How many lines in the entries below include the string "Cruisers"? Answer with the number only.
* begin Entries supplied *
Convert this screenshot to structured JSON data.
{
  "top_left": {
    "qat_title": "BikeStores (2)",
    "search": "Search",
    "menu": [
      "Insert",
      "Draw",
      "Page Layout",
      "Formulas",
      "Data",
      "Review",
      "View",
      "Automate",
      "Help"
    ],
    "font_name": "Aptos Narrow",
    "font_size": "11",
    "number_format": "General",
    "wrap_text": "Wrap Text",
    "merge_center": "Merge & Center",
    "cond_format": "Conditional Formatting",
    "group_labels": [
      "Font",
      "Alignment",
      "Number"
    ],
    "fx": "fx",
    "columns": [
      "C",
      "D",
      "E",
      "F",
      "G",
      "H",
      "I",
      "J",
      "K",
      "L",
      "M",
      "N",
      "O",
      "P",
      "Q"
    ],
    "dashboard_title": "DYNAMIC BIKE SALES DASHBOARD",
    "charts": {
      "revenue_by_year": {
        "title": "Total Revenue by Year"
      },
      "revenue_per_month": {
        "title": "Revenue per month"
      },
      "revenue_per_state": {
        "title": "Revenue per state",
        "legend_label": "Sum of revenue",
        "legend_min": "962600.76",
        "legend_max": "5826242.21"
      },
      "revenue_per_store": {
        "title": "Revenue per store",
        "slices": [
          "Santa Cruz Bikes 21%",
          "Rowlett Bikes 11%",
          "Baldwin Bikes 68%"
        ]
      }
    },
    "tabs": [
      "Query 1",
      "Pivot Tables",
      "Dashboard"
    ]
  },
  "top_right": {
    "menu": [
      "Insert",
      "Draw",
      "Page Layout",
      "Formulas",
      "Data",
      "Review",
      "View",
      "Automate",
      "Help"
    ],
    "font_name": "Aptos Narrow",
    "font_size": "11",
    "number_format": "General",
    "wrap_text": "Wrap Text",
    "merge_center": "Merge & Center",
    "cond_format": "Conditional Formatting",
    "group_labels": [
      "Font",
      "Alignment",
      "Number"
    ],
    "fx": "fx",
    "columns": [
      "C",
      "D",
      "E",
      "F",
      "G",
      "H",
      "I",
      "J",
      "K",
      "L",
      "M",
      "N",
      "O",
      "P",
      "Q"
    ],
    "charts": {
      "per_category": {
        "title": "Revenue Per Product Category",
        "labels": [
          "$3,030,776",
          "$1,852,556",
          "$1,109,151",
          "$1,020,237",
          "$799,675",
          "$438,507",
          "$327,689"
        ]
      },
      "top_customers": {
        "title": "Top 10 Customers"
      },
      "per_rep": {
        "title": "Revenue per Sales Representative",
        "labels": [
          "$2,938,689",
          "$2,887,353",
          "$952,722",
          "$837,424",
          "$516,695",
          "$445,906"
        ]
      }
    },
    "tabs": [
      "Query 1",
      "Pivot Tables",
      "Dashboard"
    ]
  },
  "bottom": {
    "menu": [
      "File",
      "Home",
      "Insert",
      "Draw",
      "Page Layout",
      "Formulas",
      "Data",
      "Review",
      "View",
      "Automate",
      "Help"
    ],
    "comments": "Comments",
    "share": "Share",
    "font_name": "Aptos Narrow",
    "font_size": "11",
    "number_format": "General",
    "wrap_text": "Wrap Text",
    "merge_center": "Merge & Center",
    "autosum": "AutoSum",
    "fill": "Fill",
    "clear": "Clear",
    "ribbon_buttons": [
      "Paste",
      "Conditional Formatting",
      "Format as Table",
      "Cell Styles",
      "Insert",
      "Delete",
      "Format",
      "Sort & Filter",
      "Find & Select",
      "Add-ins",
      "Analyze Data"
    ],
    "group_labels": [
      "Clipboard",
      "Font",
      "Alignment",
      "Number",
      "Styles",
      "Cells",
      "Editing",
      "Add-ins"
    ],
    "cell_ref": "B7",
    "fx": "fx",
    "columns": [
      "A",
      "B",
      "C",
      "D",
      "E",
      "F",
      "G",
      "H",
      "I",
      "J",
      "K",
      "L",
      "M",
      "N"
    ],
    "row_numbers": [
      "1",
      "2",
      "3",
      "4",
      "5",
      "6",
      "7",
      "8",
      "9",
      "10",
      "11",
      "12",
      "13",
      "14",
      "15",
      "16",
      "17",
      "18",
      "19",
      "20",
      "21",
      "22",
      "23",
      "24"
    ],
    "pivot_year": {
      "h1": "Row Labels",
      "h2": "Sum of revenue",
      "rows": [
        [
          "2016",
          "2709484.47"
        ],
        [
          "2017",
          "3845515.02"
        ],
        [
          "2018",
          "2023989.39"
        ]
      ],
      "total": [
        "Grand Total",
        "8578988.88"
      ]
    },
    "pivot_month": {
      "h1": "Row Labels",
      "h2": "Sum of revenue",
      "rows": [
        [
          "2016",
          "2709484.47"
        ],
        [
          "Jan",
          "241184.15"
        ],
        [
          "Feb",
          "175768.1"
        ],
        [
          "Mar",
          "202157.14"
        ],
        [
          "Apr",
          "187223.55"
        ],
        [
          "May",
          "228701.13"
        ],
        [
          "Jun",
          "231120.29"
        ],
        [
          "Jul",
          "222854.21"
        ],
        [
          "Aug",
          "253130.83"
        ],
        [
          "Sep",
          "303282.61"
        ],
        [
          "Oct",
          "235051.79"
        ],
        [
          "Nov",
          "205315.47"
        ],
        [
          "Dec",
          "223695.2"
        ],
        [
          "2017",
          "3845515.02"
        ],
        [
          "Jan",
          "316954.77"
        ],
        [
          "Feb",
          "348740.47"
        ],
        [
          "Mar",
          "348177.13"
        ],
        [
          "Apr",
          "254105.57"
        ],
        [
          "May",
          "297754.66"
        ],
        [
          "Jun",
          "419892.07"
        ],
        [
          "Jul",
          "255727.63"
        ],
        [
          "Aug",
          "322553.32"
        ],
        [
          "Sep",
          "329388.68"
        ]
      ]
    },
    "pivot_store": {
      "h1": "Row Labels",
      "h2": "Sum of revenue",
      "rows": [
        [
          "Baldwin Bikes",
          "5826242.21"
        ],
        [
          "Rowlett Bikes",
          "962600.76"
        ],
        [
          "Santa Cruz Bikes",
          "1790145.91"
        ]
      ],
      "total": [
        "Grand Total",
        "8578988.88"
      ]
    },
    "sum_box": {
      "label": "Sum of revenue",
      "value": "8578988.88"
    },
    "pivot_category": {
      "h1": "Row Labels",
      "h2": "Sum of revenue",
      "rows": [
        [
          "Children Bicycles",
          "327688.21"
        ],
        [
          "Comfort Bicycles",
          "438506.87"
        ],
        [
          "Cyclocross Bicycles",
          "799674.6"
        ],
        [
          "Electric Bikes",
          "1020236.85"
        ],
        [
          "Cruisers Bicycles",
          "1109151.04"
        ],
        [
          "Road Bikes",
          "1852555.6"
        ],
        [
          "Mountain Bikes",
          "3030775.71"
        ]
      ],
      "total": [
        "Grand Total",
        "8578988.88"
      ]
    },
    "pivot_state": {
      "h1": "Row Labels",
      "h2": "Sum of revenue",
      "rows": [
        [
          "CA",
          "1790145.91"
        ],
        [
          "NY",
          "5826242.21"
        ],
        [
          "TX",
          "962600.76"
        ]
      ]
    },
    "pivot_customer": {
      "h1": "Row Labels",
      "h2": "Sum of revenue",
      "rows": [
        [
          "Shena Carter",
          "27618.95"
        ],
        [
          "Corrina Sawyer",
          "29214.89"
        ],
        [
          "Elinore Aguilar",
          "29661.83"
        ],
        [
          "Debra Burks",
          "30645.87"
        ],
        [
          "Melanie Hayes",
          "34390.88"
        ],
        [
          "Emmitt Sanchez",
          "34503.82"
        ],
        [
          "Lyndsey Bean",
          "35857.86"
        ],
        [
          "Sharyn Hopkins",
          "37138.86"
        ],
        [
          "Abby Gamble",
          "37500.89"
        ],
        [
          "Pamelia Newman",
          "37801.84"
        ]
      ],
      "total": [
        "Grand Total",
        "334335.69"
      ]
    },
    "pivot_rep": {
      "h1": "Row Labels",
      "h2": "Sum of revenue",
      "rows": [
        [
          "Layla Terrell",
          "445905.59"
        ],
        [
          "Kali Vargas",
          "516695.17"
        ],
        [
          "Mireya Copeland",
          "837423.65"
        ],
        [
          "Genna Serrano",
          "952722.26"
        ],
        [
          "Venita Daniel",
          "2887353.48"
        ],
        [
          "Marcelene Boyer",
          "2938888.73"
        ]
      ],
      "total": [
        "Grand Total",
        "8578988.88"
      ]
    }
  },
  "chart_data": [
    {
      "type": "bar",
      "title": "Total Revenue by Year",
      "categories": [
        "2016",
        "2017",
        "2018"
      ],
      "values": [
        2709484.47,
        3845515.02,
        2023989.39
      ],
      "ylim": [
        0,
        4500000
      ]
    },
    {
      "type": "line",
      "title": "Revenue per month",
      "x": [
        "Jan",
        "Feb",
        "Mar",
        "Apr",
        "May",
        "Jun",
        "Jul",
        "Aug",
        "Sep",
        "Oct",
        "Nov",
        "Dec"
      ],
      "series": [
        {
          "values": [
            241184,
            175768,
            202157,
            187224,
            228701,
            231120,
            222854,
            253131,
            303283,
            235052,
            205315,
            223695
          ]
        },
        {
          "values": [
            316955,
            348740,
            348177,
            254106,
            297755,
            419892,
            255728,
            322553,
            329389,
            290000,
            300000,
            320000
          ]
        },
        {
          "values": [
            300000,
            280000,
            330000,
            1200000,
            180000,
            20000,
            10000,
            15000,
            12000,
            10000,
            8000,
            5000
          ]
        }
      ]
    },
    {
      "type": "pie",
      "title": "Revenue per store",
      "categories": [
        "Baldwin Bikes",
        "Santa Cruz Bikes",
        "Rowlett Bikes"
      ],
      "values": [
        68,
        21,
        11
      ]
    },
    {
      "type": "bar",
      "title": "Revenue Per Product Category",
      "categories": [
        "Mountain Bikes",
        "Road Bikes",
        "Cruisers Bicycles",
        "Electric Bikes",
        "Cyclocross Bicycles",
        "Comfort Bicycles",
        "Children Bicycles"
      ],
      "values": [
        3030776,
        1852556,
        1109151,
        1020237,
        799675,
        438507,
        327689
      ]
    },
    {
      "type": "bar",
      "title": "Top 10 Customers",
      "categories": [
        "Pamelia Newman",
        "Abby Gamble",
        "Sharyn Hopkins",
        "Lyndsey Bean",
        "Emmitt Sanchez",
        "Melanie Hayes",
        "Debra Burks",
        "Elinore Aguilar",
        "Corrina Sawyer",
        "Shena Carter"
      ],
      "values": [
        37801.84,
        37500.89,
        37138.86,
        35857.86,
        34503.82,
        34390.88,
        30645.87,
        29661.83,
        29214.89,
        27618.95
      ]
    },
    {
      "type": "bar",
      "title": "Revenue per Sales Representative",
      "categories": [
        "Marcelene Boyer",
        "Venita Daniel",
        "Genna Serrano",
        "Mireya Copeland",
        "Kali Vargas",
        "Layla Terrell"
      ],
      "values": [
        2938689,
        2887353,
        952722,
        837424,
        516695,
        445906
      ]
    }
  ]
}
* end Entries supplied *
# Task answer
2